Texto de origen:
Su sociable vida, llena de burbujeante éxito a temprana edad, que lo codeó con las mayores celebridades de su época, fue su campo de trabajo. Sus escritos e impresiones de personas y lugares, destilan el don de una mirada que parece descifrar la esencia de todo lo que atestigua. Sus semblanzas de personajes como Marilyn Monroe, Picasso, Cocteau, Isak Dinesen, Colette, Tennessee Williams, André Gide o Marlon Brando, prueban una sensibilidad que no sólo atesora esa complejidad, sino que tiene la gracia inefable de trasmitirla. Dejándonos la impresión tras su lectura, de que en cierta forma hemos sido testigos directos y no meros oyentes de sus encuentros con aquellos mitos de carne y hueso, a los que, gracias a él y desde ese momento, sentimos haber conocido.

Su narrativa tuvo la audacia de retorcer la ficción y conducirla a su terreno, novelando un crimen real para el que invirtió años de documentación y entrevistas con aquellos que conocieron a las víctimas, pero principalmente con los asesinos. Como resultado obtuvo una obra maestra indiscutible, A Sangre Fría, la consideración de ser calificado un clásico en vida, el jactancioso engreimiento de haber creado un nuevo género literario al que llamó novela de no ficción, y el dolor de sacrificar en aras del arte, las confidencias, la amistad y el amor que le brotó por uno de los asesinos, al esperar y anhelar que, el círculo que su texto demandaba para ser la pieza perfecta que tenía planeada, se cerrara, como así fue, con sus ejecuciones.

Sección de datos:
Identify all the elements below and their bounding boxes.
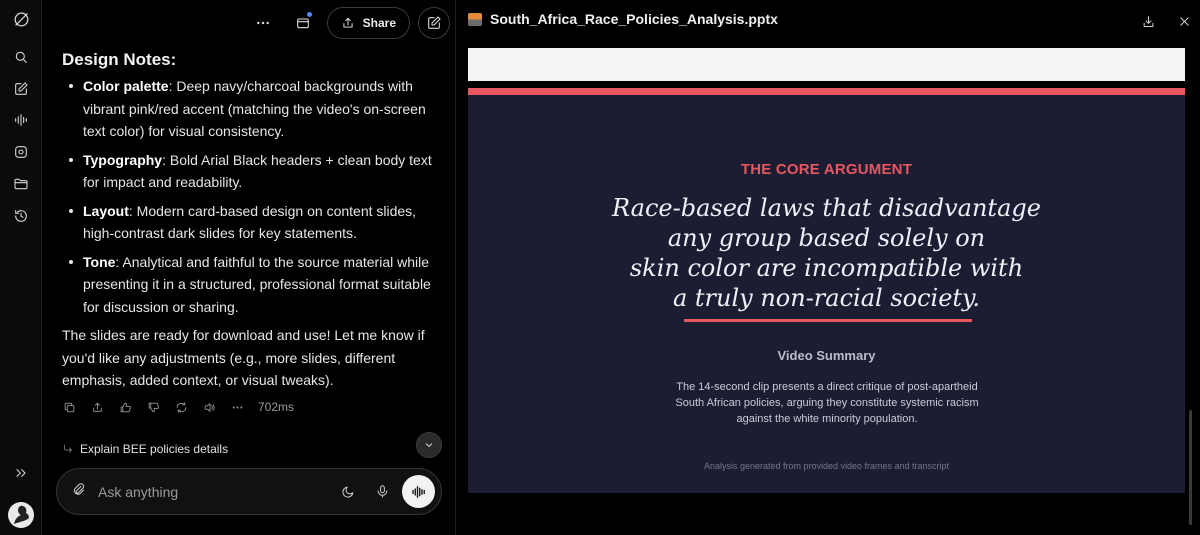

Problemas a resolver:
1. Según el texto, ¿qué nombre se le dio al nuevo género literario creado?
2. Actualiza el pasaje del texto desde "Su narrativa tuvo" hasta "con sus ejecuciones.", cambiando "obra maestra" por "pieza magistral".
3. Enumera todos los personajes de cuyas semblanzas habla el texto.
Responde usando solo el texto.

Respuestas:
1. Novela de no ficción.

2.
Su narrativa tuvo la audacia de retorcer la ficción y conducirla a su terreno, novelando un crimen real para el que invirtió años de documentación y entrevistas con aquellos que conocieron a las víctimas, pero principalmente con los asesinos. Como resultado obtuvo una pieza magistral indiscutible, A Sangre Fría, la consideración de ser calificado un clásico en vida, el jactancioso engreimiento de haber creado un nuevo género literario al que llamó novela de no ficción, y el dolor de sacrificar en aras del arte, las confidencias, la amistad y el amor que le brotó por uno de los asesinos, al esperar y anhelar que, el círculo que su texto demandaba para ser la pieza perfecta que tenía planeada, se cerrara, como así fue, con sus ejecuciones.

3. Marilyn Monroe, Picasso, Cocteau, Isak Dinesen, Colette, Tennessee Williams, André Gide y Marlon Brando.